— BEGIN —

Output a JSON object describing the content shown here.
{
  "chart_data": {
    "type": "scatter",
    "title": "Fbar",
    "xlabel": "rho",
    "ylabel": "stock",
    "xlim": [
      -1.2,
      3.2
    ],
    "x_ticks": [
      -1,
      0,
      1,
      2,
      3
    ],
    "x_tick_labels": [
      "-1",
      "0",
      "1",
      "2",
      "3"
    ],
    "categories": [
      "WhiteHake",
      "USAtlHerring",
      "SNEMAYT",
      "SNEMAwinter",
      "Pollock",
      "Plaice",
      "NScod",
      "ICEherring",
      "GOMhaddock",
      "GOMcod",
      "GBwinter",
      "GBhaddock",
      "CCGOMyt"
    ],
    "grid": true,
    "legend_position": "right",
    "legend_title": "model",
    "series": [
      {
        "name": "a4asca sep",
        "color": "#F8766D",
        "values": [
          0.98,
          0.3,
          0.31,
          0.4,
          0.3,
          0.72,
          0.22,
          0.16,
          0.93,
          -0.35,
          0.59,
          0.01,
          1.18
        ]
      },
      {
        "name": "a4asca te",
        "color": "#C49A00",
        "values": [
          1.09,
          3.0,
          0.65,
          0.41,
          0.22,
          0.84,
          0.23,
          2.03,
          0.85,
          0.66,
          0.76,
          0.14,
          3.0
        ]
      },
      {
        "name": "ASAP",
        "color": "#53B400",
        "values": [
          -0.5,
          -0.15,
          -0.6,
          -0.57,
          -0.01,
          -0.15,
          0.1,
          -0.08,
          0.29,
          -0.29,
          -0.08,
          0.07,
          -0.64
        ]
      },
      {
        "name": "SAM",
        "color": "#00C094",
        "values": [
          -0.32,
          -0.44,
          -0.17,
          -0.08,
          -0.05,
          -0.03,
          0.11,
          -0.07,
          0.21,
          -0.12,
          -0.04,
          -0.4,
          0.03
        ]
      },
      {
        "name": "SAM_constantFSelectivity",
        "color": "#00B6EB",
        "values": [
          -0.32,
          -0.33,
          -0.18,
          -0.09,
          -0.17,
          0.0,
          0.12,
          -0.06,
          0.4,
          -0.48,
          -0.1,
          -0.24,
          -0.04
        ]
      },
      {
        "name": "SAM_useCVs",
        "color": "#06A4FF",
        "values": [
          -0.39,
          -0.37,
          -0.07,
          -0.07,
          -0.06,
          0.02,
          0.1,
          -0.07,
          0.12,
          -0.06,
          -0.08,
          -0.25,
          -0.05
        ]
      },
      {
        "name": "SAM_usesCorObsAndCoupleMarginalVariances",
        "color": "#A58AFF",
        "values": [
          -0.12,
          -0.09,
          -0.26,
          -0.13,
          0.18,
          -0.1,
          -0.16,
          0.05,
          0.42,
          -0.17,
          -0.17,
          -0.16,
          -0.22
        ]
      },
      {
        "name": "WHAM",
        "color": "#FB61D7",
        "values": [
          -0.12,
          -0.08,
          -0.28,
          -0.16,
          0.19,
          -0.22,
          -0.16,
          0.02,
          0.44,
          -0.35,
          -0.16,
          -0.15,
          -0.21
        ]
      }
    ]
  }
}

— END —

Look through the material above and pick out each line holding the word "name".

        "name": "a4asca sep",
        "name": "a4asca te",
        "name": "ASAP",
        "name": "SAM",
        "name": "SAM_constantFSelectivity",
        "name": "SAM_useCVs",
        "name": "SAM_usesCorObsAndCoupleMarginalVariances",
        "name": "WHAM",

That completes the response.